Items listed in a dataset:
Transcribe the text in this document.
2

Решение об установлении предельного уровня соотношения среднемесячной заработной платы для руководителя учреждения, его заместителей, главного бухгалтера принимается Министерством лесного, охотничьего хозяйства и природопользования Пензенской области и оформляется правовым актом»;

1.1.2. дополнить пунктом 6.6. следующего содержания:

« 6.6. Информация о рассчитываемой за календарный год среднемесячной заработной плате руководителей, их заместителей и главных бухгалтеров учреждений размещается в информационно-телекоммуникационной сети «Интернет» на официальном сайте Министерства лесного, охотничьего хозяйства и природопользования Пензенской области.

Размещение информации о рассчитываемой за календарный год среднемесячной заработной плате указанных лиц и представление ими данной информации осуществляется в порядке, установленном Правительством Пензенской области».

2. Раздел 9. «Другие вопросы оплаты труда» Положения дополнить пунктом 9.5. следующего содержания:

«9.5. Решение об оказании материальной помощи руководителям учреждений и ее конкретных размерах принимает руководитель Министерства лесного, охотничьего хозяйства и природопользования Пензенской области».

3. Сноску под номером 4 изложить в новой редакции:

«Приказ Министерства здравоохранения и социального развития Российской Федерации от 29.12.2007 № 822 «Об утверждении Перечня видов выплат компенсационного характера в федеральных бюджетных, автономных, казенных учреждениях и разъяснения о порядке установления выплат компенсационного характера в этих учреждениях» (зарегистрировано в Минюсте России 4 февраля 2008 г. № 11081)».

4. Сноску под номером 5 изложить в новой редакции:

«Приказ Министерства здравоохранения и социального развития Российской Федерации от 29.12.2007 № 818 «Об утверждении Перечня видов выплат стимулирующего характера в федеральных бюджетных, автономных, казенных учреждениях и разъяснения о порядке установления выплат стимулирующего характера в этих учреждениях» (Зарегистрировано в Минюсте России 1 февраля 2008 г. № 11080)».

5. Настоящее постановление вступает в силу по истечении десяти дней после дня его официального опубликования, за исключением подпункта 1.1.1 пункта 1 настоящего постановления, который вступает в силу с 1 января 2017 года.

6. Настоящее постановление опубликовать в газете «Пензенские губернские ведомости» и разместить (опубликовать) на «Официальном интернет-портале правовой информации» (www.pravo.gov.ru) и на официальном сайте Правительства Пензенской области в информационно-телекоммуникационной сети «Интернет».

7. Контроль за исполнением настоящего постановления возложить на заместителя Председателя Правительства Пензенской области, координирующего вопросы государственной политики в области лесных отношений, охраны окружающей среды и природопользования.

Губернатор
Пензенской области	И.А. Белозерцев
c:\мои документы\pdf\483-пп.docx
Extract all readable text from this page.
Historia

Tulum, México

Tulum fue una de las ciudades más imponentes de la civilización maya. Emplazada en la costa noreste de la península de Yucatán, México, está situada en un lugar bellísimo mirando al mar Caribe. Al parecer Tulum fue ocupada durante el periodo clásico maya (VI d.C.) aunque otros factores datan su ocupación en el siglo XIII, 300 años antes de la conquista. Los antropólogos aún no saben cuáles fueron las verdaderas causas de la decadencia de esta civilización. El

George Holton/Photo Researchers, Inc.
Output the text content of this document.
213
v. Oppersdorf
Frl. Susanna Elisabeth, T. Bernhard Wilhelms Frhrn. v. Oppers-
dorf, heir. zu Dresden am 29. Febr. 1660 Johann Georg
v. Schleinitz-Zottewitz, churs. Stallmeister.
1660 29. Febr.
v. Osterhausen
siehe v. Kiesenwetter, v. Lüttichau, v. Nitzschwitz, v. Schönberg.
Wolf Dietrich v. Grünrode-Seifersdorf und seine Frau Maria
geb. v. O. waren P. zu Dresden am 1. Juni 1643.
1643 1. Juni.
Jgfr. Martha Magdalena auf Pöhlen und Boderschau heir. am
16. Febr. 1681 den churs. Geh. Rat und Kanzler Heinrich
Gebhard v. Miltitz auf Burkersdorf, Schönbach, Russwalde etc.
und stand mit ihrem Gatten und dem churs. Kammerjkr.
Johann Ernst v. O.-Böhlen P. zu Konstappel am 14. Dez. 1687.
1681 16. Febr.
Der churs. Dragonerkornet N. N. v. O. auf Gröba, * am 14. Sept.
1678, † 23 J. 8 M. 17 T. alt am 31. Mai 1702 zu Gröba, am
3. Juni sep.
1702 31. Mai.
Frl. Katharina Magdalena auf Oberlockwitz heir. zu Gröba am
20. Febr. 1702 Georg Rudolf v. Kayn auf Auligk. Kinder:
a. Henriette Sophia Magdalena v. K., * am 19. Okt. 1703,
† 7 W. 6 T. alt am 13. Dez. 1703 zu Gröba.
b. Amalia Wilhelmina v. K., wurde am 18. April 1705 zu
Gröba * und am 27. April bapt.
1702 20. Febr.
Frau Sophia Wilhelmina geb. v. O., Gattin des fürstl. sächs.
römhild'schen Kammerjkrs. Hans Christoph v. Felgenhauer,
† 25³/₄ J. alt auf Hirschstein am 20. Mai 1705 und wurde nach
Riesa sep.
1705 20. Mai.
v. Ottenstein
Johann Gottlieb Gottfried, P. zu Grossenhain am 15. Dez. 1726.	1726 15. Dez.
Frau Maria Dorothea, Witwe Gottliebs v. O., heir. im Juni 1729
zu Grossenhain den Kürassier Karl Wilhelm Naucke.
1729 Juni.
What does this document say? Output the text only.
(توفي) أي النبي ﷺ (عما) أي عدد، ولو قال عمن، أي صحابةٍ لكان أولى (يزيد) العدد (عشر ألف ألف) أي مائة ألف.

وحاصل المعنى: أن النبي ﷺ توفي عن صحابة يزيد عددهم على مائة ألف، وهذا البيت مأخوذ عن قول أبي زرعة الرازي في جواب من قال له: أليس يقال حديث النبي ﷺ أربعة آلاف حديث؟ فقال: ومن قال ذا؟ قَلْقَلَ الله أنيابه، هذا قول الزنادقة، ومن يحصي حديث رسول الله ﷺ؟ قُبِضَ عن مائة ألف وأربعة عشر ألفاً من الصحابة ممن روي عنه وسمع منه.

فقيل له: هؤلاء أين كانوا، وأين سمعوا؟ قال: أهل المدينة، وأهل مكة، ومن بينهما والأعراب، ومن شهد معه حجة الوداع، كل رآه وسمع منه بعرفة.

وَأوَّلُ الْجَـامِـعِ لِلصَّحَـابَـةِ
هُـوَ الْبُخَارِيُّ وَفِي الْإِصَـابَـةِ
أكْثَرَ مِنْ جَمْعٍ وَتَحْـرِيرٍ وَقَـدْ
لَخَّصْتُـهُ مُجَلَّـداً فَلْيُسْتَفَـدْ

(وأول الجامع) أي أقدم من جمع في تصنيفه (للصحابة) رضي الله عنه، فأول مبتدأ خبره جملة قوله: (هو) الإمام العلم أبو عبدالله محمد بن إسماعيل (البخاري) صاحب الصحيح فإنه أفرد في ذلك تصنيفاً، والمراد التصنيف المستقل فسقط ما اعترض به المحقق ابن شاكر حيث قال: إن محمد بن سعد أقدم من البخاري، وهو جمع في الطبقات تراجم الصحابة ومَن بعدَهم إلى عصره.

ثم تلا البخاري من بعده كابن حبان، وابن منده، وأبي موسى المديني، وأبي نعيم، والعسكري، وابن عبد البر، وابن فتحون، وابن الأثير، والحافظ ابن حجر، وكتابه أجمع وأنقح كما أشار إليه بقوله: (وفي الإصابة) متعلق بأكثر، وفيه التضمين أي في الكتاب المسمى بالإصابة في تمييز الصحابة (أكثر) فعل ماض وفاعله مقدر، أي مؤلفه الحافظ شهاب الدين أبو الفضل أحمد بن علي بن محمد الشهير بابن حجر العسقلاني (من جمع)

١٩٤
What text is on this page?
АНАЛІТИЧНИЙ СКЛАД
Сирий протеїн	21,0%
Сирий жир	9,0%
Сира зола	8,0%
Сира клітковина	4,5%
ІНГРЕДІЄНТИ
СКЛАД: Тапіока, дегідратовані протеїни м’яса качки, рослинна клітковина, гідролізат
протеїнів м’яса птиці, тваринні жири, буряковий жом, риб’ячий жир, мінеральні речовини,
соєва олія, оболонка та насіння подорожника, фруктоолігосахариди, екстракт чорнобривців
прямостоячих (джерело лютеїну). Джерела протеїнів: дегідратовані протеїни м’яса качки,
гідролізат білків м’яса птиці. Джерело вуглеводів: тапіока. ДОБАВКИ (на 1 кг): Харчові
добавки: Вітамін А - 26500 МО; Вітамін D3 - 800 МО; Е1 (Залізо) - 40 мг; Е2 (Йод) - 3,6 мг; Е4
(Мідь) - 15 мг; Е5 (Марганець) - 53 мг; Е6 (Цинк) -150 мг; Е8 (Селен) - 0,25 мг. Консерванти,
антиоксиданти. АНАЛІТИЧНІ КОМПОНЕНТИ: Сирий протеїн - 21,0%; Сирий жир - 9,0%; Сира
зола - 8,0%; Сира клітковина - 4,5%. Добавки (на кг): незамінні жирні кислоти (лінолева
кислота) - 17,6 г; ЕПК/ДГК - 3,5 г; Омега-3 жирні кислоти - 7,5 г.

Problem requirements: Repeat, without change, each line of the data above from the one that contains "What text is on this page?" through the final line, counting both.

Task output:
What text is on this page?
АНАЛІТИЧНИЙ СКЛАД
Сирий протеїн	21,0%
Сирий жир	9,0%
Сира зола	8,0%
Сира клітковина	4,5%
ІНГРЕДІЄНТИ
СКЛАД: Тапіока, дегідратовані протеїни м’яса качки, рослинна клітковина, гідролізат
протеїнів м’яса птиці, тваринні жири, буряковий жом, риб’ячий жир, мінеральні речовини,
соєва олія, оболонка та насіння подорожника, фруктоолігосахариди, екстракт чорнобривців
прямостоячих (джерело лютеїну). Джерела протеїнів: дегідратовані протеїни м’яса качки,
гідролізат білків м’яса птиці. Джерело вуглеводів: тапіока. ДОБАВКИ (на 1 кг): Харчові
добавки: Вітамін А - 26500 МО; Вітамін D3 - 800 МО; Е1 (Залізо) - 40 мг; Е2 (Йод) - 3,6 мг; Е4
(Мідь) - 15 мг; Е5 (Марганець) - 53 мг; Е6 (Цинк) -150 мг; Е8 (Селен) - 0,25 мг. Консерванти,
антиоксиданти. АНАЛІТИЧНІ КОМПОНЕНТИ: Сирий протеїн - 21,0%; Сирий жир - 9,0%; Сира
зола - 8,0%; Сира клітковина - 4,5%. Добавки (на кг): незамінні жирні кислоти (лінолева
кислота) - 17,6 г; ЕПК/ДГК - 3,5 г; Омега-3 жирні кислоти - 7,5 г.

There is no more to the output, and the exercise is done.